Set problem: Below are the records. List every line holding the word "text".

Data provided:
Begin
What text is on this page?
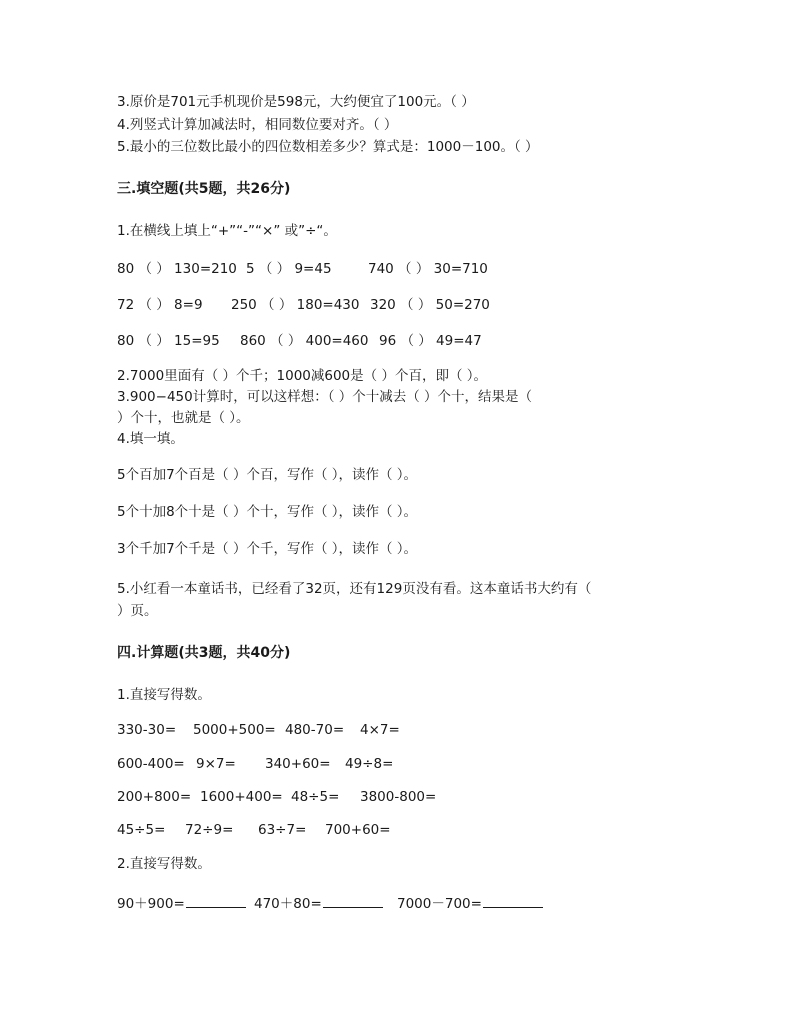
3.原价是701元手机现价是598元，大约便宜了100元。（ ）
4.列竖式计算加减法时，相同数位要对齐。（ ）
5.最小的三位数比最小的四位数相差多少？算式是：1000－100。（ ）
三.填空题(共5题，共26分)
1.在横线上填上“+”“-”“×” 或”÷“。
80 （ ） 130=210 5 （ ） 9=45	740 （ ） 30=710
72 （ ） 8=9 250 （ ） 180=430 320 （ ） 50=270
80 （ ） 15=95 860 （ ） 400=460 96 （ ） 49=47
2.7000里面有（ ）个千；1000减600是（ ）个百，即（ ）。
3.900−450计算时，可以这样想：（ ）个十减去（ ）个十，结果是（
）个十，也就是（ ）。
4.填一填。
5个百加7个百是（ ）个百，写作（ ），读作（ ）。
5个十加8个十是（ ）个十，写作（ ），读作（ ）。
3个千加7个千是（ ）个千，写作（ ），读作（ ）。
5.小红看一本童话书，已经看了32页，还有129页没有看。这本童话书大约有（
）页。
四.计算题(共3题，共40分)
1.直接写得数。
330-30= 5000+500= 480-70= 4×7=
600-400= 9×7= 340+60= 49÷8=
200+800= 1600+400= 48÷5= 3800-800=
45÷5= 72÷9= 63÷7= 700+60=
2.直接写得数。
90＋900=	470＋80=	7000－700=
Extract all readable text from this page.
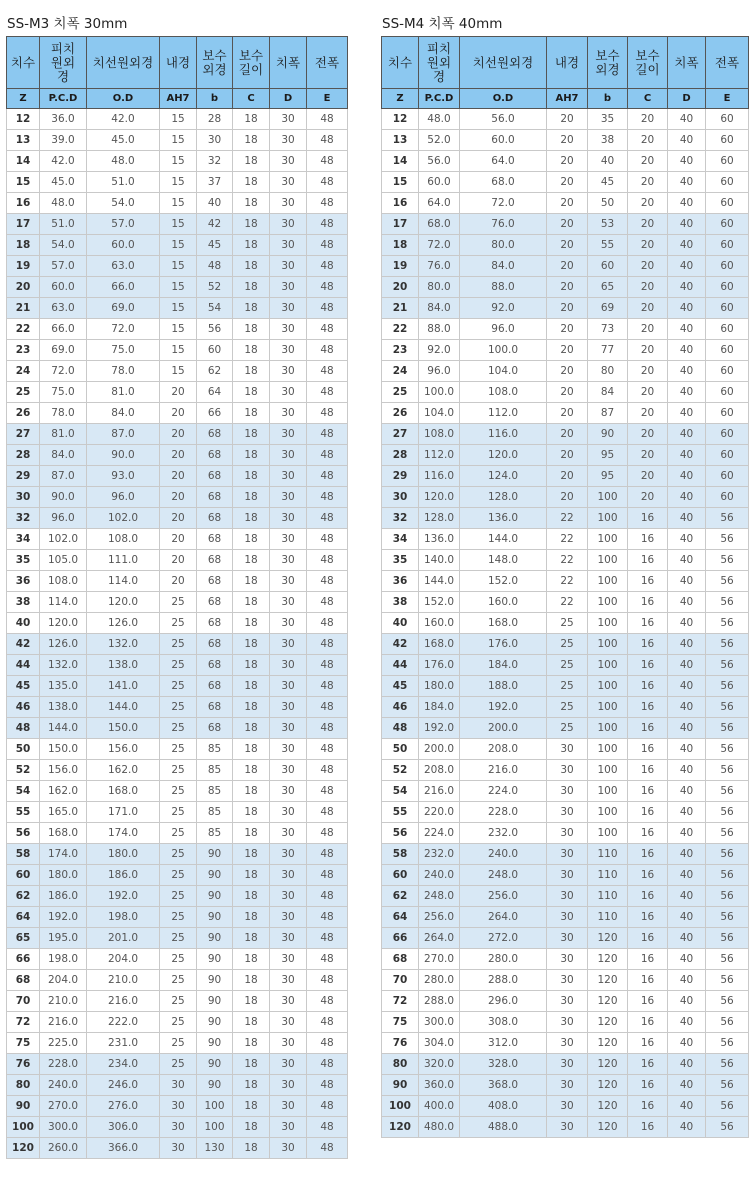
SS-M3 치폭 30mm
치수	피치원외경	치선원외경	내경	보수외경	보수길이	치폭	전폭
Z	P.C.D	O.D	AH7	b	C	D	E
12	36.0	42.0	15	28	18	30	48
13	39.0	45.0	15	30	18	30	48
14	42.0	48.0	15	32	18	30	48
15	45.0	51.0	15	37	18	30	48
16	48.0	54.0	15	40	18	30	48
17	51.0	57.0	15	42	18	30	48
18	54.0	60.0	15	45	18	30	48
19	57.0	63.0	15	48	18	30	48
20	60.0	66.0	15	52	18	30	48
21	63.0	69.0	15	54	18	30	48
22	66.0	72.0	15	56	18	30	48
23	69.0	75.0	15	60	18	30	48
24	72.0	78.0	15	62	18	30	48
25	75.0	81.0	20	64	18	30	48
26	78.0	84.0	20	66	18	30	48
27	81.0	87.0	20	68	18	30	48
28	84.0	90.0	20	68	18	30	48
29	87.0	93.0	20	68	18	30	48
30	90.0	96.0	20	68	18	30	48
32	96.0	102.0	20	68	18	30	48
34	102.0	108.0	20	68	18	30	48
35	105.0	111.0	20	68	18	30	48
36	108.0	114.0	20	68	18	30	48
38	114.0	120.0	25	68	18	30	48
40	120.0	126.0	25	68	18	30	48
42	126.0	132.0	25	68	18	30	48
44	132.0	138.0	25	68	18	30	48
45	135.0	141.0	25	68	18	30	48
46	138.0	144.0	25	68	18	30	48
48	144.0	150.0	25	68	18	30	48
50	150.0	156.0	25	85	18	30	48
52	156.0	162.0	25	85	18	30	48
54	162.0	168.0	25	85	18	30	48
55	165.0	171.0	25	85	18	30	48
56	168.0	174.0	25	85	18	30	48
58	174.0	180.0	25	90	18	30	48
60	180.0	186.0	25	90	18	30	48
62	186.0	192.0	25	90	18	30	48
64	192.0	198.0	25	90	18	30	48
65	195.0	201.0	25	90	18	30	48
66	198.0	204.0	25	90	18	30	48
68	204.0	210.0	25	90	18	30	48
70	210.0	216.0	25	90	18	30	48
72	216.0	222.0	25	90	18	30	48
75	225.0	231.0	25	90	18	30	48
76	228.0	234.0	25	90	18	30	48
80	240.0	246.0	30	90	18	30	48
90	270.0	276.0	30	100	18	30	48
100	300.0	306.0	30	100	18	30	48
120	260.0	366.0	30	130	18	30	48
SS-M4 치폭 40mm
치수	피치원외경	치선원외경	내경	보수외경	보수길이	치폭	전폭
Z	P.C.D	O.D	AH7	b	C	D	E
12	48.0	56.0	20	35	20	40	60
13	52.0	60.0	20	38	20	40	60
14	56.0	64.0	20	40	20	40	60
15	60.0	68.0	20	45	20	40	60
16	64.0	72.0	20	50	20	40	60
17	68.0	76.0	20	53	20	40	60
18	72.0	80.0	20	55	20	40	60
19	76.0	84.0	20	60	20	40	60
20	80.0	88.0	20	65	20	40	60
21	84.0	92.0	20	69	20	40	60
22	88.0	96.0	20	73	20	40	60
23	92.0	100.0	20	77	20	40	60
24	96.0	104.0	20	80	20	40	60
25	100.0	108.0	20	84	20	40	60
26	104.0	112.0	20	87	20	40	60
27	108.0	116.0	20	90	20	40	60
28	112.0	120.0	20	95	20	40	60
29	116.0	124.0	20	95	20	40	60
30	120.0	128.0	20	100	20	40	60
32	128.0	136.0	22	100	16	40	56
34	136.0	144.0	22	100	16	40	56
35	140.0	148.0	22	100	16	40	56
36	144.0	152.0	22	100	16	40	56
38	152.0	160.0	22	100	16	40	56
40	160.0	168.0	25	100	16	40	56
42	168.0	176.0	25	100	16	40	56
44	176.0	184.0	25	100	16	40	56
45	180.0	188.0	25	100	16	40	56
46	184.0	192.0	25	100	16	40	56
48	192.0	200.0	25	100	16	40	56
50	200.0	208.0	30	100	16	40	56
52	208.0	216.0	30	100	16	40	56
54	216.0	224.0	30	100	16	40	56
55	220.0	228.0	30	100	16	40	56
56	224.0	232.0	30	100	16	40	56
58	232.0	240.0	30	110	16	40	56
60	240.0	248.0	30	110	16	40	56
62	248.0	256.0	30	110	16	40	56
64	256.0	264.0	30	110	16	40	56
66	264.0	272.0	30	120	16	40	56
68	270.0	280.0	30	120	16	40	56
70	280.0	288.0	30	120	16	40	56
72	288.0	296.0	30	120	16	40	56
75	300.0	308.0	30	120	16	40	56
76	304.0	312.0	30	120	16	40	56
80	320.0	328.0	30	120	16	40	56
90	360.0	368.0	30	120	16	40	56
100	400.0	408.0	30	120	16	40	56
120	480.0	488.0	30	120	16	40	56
End
Problem solution:
What text is on this page?
Extract all readable text from this page.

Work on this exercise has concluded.